- _Recorded data_
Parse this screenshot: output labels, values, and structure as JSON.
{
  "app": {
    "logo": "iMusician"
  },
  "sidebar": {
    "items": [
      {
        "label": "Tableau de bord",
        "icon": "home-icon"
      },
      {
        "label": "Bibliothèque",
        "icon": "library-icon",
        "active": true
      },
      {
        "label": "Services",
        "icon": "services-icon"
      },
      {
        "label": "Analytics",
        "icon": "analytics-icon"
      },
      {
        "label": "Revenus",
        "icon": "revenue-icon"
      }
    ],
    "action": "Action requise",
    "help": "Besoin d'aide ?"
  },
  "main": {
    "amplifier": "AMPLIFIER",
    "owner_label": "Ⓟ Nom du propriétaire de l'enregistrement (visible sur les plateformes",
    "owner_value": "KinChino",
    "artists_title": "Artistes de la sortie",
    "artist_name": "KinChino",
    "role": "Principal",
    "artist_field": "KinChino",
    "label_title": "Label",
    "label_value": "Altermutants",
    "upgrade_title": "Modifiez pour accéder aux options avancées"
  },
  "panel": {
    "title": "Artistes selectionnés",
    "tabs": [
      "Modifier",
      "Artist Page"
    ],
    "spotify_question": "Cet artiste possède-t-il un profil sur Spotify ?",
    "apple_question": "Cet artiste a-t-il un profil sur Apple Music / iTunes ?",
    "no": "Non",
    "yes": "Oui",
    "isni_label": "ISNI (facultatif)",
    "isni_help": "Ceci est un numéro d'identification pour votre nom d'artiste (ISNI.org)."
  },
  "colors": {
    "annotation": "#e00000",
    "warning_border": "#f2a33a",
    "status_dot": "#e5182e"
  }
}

- _Instructions for the task_
Please quote the records above exactly, without skipping a line.

- _Output of the exercise_
Parse this screenshot: output labels, values, and structure as JSON.
{
  "app": {
    "logo": "iMusician"
  },
  "sidebar": {
    "items": [
      {
        "label": "Tableau de bord",
        "icon": "home-icon"
      },
      {
        "label": "Bibliothèque",
        "icon": "library-icon",
        "active": true
      },
      {
        "label": "Services",
        "icon": "services-icon"
      },
      {
        "label": "Analytics",
        "icon": "analytics-icon"
      },
      {
        "label": "Revenus",
        "icon": "revenue-icon"
      }
    ],
    "action": "Action requise",
    "help": "Besoin d'aide ?"
  },
  "main": {
    "amplifier": "AMPLIFIER",
    "owner_label": "Ⓟ Nom du propriétaire de l'enregistrement (visible sur les plateformes",
    "owner_value": "KinChino",
    "artists_title": "Artistes de la sortie",
    "artist_name": "KinChino",
    "role": "Principal",
    "artist_field": "KinChino",
    "label_title": "Label",
    "label_value": "Altermutants",
    "upgrade_title": "Modifiez pour accéder aux options avancées"
  },
  "panel": {
    "title": "Artistes selectionnés",
    "tabs": [
      "Modifier",
      "Artist Page"
    ],
    "spotify_question": "Cet artiste possède-t-il un profil sur Spotify ?",
    "apple_question": "Cet artiste a-t-il un profil sur Apple Music / iTunes ?",
    "no": "Non",
    "yes": "Oui",
    "isni_label": "ISNI (facultatif)",
    "isni_help": "Ceci est un numéro d'identification pour votre nom d'artiste (ISNI.org)."
  },
  "colors": {
    "annotation": "#e00000",
    "warning_border": "#f2a33a",
    "status_dot": "#e5182e"
  }
}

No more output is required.